▸ STATED TASK 1
In the post on collections upgrades, which versions would the for() loop use by default if the methods were put on Iterator?
▸ STATED TASK 2
Copy word for word the part of the post on collections upgrades starting with "Sun Mar 13 13:15:19" and going on through "idiot proof implementation?".

SOURCE DOCUMENT start

Design for collections upgrades

Sun Mar 13 13:15:19 PDT 2011

If we name List.filter() and Iterable.filter() the same thing there will be no way to get to the default lazy version of filter() on a List even if the Iterable version of filter() is lazy without either naming the methods differently or requiring something that changes a List into something that doesn't implement List but does implement Iterable or another streaming interface. Am I missing something? 

One solution might be to put those methods on Iterator and require .iterator() (simply another name for .asStream() really). This would be kind of nice in that the for() loop would now use the lazy versions by default.

Higher-level question: Does anyone really think that developers should use the eager versions or are we putting them in there as some kind of idiot proof implementation?

SOURCE DOCUMENT end
MATERIAL SUPPLIED start

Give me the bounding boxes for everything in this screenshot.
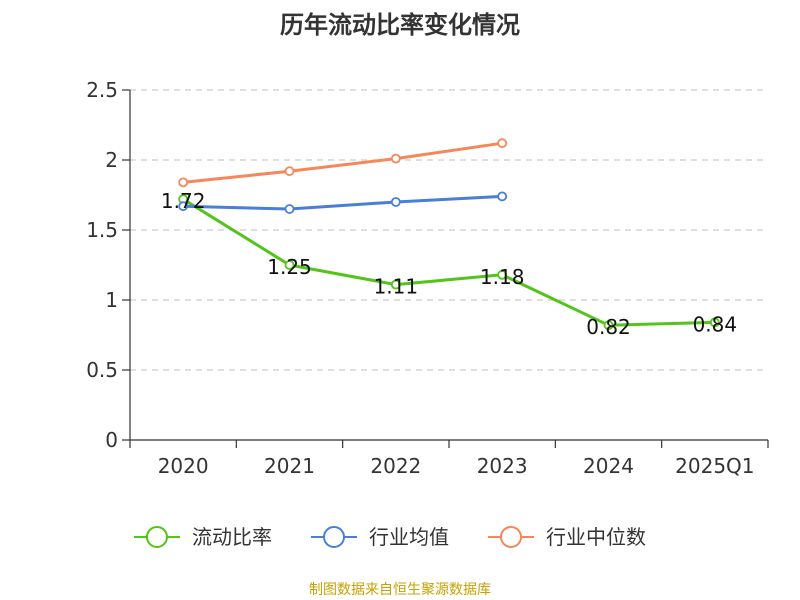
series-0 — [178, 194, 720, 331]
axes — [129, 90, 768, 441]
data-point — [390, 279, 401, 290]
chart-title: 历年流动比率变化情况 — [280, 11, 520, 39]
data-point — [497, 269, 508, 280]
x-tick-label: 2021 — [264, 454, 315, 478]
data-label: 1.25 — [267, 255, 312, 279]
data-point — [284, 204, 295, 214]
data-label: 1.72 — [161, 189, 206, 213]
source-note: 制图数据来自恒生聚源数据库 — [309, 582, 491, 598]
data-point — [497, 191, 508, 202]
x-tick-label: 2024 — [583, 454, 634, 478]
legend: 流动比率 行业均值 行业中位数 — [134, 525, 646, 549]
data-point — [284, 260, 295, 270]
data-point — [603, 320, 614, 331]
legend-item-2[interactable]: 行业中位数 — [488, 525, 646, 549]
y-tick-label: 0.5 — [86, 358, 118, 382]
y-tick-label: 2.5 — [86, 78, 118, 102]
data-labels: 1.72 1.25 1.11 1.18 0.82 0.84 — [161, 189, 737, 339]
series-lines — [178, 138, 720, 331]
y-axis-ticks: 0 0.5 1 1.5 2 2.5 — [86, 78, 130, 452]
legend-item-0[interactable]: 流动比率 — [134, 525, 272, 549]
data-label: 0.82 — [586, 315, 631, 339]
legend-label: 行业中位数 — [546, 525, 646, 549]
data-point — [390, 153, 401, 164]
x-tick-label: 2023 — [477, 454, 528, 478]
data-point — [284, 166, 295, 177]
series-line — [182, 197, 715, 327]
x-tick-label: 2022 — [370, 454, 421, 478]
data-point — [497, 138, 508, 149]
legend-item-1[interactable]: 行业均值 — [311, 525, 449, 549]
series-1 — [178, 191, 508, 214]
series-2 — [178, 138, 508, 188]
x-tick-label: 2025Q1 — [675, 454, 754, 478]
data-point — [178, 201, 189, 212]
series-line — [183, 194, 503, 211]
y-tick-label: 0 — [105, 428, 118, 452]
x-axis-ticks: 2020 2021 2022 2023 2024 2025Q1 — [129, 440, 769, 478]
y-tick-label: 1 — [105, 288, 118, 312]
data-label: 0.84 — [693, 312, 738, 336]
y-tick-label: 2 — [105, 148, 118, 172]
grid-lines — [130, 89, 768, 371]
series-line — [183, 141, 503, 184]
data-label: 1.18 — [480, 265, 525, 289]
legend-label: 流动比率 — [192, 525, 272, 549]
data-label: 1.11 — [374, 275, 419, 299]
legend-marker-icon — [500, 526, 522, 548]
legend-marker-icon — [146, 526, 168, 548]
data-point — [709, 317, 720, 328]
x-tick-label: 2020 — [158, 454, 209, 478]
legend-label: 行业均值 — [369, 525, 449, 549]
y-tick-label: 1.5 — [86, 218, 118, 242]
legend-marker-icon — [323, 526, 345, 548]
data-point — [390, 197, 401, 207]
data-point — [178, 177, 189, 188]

MATERIAL SUPPLIED end

▸ WRITTEN REPLY 1
The lazy versions.

▸ WRITTEN REPLY 2
Sun Mar 13 13:15:19 PDT 2011

If we name List.filter() and Iterable.filter() the same thing there will be no way to get to the default lazy version of filter() on a List even if the Iterable version of filter() is lazy without either naming the methods differently or requiring something that changes a List into something that doesn't implement List but does implement Iterable or another streaming interface. Am I missing something? 

One solution might be to put those methods on Iterator and require .iterator() (simply another name for .asStream() really). This would be kind of nice in that the for() loop would now use the lazy versions by default.

Higher-level question: Does anyone really think that developers should use the eager versions or are we putting them in there as some kind of idiot proof implementation?